## Start
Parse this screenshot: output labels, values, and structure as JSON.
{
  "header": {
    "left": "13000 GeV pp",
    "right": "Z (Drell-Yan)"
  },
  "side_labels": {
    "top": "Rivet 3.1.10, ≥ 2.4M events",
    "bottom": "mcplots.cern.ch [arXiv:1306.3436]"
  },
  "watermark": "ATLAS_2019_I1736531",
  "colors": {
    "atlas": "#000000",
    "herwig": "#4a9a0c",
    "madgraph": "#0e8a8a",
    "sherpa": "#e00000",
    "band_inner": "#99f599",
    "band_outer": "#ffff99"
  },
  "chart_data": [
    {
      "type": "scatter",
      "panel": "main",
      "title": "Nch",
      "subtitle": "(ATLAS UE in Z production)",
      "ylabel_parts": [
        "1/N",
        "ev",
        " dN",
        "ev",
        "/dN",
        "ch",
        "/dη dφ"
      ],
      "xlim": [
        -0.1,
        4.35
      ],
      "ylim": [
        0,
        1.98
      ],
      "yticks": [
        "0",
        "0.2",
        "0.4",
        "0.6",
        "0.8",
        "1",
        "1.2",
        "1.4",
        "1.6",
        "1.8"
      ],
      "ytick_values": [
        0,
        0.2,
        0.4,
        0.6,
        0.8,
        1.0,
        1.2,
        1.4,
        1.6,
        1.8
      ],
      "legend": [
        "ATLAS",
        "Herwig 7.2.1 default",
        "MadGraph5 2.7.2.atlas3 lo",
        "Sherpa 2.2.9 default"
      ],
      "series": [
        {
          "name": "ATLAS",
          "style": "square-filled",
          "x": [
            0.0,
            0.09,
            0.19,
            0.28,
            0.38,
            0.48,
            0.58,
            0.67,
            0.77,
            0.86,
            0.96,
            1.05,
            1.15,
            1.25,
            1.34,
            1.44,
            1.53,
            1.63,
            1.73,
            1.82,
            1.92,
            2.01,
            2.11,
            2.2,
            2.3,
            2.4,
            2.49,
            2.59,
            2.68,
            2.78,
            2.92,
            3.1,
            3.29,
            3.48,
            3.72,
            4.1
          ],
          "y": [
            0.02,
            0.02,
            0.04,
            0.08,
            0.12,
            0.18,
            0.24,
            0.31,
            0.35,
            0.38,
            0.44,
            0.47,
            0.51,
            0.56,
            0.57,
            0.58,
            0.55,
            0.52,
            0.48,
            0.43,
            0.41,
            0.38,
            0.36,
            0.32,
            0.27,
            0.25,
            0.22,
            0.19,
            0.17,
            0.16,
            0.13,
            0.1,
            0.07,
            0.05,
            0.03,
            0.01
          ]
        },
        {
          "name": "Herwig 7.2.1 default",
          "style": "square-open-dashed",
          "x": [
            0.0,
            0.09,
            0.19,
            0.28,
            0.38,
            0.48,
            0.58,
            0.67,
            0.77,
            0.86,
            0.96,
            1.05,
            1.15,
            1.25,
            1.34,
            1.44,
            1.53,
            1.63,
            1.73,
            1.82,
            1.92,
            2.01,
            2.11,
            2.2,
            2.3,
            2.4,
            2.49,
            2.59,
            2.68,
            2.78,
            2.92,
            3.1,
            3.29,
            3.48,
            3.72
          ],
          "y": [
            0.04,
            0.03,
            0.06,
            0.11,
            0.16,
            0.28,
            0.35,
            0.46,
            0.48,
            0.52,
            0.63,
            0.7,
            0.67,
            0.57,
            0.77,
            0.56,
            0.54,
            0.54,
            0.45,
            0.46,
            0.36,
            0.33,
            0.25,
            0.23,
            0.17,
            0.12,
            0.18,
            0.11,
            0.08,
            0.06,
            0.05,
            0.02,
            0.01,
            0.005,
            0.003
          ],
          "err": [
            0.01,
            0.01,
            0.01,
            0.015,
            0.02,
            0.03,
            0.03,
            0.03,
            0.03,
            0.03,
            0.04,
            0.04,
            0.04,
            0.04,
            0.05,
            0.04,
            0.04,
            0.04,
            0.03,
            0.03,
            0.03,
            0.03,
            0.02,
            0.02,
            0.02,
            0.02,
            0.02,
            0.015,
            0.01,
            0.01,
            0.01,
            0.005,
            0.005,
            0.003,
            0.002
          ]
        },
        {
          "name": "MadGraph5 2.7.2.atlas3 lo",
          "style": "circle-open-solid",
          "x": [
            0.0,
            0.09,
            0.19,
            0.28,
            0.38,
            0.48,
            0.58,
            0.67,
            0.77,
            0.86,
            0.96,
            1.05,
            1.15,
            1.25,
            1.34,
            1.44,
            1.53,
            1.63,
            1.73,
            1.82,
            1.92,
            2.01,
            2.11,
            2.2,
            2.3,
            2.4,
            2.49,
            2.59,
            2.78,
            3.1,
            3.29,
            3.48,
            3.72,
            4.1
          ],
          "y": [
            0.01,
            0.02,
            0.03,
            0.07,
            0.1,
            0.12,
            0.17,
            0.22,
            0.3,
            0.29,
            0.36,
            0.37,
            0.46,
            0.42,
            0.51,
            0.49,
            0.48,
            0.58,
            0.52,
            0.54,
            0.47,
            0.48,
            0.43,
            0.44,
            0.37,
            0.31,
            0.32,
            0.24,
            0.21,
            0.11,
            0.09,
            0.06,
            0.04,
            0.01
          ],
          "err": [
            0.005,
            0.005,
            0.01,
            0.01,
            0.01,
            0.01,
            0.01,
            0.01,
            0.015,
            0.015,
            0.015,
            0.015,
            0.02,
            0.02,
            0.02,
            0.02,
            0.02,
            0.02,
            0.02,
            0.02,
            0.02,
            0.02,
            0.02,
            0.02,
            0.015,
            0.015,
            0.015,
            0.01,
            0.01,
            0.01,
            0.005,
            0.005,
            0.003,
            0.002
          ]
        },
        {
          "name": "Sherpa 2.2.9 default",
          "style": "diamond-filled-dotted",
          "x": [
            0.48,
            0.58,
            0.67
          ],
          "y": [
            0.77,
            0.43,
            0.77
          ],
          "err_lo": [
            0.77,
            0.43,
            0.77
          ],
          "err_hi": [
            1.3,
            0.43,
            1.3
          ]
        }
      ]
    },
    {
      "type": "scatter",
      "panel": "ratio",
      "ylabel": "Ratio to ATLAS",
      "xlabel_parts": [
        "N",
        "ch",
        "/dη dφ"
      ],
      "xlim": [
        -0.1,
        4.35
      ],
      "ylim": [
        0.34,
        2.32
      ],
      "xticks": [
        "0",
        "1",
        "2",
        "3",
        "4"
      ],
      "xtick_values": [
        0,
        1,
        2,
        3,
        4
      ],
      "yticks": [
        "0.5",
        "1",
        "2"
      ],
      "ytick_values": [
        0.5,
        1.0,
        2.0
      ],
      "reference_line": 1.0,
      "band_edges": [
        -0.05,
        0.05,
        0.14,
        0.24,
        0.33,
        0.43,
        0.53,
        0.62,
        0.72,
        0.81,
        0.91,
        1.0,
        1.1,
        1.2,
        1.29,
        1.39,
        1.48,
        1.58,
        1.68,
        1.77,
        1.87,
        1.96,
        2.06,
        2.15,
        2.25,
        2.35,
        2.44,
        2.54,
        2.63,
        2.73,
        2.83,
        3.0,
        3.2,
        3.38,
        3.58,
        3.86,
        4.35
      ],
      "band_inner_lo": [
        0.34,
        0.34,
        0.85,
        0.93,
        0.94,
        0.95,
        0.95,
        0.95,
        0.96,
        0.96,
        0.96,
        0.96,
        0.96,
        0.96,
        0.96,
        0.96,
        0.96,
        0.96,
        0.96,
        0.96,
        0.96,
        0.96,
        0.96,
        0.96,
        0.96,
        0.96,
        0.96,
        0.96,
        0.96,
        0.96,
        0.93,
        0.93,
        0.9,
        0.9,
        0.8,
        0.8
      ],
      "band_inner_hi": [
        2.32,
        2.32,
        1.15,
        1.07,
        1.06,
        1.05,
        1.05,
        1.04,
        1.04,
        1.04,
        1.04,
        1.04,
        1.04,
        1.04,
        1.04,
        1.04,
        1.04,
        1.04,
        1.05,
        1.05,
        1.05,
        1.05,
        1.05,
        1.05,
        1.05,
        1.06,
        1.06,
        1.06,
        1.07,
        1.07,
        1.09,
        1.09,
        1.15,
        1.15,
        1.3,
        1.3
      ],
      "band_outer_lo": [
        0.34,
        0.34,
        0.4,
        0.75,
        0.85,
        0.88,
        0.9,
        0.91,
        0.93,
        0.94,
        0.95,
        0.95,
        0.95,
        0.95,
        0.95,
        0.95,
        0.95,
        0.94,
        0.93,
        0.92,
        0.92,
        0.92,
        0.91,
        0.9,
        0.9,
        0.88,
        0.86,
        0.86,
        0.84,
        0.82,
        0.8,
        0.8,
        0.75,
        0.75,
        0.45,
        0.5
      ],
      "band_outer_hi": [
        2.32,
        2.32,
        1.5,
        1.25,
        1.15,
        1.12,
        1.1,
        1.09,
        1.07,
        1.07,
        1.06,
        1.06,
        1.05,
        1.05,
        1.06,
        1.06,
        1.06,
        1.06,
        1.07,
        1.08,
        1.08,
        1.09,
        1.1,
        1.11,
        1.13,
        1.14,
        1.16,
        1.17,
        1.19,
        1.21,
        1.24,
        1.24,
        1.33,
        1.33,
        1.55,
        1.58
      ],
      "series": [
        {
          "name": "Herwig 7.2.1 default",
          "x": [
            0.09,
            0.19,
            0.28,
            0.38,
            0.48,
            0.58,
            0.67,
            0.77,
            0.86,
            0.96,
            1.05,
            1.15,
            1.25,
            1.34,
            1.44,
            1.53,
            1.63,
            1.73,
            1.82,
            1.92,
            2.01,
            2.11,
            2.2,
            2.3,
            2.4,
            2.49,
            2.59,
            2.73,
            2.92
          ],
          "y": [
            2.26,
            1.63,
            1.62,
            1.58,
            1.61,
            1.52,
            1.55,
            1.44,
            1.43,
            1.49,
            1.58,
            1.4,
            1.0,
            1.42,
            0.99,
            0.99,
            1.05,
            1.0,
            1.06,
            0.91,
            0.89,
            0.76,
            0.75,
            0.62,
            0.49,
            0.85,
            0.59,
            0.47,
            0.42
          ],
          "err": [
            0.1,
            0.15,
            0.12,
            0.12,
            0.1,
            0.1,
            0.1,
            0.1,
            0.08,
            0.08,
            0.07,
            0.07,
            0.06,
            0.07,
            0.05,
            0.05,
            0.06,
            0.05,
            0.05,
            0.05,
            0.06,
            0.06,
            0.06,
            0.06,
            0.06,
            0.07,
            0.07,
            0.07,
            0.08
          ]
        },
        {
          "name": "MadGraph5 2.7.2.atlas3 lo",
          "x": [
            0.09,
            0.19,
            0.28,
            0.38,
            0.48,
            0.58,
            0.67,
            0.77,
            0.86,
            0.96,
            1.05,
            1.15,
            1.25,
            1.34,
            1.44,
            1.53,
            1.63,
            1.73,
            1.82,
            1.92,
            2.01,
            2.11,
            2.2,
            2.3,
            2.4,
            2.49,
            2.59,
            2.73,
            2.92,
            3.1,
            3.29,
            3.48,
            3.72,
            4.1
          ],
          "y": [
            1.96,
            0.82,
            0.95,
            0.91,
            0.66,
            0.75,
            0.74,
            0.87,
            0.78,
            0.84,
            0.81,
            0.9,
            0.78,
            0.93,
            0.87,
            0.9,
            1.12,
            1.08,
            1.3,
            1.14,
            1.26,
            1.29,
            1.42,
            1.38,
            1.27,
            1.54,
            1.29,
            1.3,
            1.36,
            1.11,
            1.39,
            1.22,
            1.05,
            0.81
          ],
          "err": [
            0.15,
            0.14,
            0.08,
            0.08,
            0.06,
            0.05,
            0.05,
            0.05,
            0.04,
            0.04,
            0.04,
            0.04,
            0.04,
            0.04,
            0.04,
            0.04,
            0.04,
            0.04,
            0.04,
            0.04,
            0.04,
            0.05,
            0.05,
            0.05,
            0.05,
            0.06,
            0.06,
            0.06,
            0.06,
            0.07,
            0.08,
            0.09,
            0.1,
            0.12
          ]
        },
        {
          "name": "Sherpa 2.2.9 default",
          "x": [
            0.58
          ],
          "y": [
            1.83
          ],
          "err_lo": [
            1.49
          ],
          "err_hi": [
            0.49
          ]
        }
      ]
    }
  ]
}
## End
• [What this task involves] Check each line of the data above for the word "open" and say how many lines contain it, giving nothing besides the number.

• [Output below] 2